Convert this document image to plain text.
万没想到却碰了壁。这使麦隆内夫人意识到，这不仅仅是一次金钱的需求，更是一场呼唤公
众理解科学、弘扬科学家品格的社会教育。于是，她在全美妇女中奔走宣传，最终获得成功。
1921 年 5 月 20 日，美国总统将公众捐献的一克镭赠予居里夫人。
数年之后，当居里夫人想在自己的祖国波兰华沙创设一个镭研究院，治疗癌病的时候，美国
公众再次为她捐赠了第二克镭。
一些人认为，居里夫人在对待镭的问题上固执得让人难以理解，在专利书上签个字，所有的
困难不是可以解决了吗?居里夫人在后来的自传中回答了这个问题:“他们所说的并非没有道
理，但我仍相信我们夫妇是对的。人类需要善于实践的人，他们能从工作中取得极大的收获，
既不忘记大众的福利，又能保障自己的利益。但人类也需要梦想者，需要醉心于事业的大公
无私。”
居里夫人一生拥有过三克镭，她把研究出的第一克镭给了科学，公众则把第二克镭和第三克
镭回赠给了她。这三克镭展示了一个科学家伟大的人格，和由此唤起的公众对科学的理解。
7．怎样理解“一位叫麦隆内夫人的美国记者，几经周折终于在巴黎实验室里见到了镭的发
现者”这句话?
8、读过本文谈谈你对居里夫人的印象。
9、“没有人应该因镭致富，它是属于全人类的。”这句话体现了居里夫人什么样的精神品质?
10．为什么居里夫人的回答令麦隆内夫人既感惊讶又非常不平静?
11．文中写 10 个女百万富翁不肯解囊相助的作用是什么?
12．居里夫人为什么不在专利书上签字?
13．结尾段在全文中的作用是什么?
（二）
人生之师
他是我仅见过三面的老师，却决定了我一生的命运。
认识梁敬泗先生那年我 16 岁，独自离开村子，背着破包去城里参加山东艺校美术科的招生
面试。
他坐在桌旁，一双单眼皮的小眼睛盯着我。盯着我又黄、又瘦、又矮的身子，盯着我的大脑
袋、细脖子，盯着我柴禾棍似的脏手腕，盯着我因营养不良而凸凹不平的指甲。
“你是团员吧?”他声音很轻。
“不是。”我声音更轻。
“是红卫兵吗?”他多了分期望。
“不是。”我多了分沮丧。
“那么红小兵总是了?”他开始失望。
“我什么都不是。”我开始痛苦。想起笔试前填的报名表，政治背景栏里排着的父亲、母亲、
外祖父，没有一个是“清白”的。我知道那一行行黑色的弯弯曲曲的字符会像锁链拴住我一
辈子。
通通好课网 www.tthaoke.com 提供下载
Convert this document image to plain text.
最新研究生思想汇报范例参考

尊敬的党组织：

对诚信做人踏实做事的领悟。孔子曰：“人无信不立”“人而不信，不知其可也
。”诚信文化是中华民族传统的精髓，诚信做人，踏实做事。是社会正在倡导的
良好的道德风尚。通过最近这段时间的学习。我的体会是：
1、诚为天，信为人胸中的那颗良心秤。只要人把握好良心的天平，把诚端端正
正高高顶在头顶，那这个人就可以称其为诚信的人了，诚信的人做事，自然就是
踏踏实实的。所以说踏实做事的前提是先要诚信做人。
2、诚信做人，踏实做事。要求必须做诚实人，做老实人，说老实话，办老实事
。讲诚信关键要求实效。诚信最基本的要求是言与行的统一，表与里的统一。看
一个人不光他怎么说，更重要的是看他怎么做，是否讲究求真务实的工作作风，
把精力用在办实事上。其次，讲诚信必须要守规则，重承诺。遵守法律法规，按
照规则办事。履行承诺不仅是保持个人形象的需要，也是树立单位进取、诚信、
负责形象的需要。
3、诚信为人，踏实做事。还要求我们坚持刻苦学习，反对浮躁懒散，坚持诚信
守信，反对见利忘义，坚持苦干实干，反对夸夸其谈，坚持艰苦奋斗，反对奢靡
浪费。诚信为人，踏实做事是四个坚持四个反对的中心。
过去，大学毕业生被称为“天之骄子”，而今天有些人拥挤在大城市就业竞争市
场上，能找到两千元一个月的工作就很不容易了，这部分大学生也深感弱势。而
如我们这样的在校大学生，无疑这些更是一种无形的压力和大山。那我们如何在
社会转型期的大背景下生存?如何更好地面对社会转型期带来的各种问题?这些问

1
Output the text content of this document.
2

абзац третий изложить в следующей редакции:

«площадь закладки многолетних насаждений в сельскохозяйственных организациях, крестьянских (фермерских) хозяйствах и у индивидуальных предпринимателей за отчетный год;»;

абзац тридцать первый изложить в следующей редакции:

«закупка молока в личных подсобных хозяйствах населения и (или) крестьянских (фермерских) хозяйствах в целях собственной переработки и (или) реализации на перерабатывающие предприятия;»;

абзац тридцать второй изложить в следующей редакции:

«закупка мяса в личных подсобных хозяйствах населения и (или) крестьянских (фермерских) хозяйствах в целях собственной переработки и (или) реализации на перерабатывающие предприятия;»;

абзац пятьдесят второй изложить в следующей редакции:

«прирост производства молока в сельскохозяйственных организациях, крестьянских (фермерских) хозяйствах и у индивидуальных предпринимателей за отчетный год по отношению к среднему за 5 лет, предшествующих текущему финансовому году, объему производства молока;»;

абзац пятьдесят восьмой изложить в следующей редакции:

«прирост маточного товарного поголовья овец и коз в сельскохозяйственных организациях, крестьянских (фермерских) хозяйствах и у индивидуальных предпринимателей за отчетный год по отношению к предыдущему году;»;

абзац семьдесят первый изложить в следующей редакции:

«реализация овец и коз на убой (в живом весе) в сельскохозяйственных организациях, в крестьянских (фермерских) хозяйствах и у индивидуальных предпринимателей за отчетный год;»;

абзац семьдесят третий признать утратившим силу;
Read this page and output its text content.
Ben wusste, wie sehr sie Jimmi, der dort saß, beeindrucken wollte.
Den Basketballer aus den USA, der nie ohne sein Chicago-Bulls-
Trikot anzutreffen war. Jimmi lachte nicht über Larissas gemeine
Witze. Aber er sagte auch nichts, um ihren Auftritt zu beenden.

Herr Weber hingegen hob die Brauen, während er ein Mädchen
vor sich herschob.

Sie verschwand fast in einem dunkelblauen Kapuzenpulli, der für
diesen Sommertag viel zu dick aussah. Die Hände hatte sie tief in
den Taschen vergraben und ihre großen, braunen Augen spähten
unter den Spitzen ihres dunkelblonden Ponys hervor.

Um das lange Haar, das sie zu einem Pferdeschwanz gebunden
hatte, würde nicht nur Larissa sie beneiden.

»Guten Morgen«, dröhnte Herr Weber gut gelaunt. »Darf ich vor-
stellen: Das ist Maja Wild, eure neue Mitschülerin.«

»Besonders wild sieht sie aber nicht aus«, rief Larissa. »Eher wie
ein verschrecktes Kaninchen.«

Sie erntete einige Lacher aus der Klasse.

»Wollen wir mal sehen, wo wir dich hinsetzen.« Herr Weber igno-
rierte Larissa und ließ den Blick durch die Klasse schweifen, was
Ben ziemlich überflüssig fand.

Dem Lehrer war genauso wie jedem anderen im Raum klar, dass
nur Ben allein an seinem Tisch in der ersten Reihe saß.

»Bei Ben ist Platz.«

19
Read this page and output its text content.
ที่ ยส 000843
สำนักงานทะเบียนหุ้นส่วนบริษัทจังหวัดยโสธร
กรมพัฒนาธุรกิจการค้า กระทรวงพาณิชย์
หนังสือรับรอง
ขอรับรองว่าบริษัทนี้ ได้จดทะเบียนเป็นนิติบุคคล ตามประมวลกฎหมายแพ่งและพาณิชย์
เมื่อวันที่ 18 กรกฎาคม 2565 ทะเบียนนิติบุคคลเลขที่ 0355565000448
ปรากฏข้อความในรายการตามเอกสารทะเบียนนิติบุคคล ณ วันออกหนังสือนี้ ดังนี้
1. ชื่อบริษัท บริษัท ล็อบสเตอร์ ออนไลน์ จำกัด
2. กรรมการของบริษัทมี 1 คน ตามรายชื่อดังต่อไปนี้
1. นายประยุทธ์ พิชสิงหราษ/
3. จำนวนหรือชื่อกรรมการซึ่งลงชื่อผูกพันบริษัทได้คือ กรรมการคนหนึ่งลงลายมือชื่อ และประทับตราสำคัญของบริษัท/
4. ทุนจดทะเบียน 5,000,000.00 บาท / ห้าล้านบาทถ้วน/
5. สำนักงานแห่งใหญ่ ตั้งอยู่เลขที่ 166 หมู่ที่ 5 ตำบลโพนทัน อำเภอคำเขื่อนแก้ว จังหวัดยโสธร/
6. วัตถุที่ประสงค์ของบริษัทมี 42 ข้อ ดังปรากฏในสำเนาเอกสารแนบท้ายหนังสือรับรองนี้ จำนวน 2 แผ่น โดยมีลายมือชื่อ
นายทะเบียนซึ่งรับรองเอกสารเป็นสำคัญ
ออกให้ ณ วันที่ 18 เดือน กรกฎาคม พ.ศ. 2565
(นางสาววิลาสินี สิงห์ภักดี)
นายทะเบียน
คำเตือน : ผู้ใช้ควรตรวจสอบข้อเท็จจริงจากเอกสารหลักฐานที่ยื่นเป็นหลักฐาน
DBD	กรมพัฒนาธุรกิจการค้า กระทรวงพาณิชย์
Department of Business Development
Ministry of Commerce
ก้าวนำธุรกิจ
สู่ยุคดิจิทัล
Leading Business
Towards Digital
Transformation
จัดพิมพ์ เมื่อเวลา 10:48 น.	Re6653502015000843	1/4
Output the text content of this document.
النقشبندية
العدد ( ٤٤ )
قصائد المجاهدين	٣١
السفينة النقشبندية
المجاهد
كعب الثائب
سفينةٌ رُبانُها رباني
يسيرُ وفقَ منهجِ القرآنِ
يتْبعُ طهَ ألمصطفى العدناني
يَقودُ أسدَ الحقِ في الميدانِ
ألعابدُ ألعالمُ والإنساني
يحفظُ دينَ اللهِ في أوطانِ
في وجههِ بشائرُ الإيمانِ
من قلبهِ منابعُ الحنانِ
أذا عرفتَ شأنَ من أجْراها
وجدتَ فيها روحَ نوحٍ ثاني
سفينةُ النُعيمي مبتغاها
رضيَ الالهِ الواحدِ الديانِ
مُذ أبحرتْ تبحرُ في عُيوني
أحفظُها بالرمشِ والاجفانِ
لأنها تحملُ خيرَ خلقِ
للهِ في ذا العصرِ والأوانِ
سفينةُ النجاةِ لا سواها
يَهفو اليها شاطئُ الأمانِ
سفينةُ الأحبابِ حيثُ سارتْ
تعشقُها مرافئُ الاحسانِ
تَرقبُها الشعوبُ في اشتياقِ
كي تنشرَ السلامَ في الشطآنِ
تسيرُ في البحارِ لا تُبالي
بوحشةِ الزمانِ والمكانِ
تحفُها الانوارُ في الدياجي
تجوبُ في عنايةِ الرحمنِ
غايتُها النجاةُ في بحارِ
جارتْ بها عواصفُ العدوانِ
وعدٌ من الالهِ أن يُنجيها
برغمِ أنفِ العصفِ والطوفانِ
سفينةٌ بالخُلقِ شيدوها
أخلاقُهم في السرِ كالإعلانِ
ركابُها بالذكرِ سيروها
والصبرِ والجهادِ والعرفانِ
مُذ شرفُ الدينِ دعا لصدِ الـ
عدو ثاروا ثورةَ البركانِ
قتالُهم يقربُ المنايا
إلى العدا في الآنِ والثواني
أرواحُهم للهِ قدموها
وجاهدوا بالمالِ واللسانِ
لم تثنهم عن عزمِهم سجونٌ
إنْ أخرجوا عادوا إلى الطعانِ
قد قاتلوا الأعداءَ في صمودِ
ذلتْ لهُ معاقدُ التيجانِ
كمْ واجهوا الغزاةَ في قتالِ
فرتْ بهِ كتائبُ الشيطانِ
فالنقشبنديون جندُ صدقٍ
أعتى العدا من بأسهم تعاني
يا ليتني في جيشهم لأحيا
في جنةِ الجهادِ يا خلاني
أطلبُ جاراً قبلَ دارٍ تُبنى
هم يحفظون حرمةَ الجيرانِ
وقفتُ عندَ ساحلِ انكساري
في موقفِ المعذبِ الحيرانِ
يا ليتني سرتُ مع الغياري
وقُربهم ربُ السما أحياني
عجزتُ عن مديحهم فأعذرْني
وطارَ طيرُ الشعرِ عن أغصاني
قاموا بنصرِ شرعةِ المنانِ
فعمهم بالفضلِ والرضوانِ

• [TASK GOAL]:
Look over the listing. Pull out every line with the string "первый" in it.

• [WORKED SOLUTION]:
абзац тридцать первый изложить в следующей редакции:
абзац семьдесят первый изложить в следующей редакции:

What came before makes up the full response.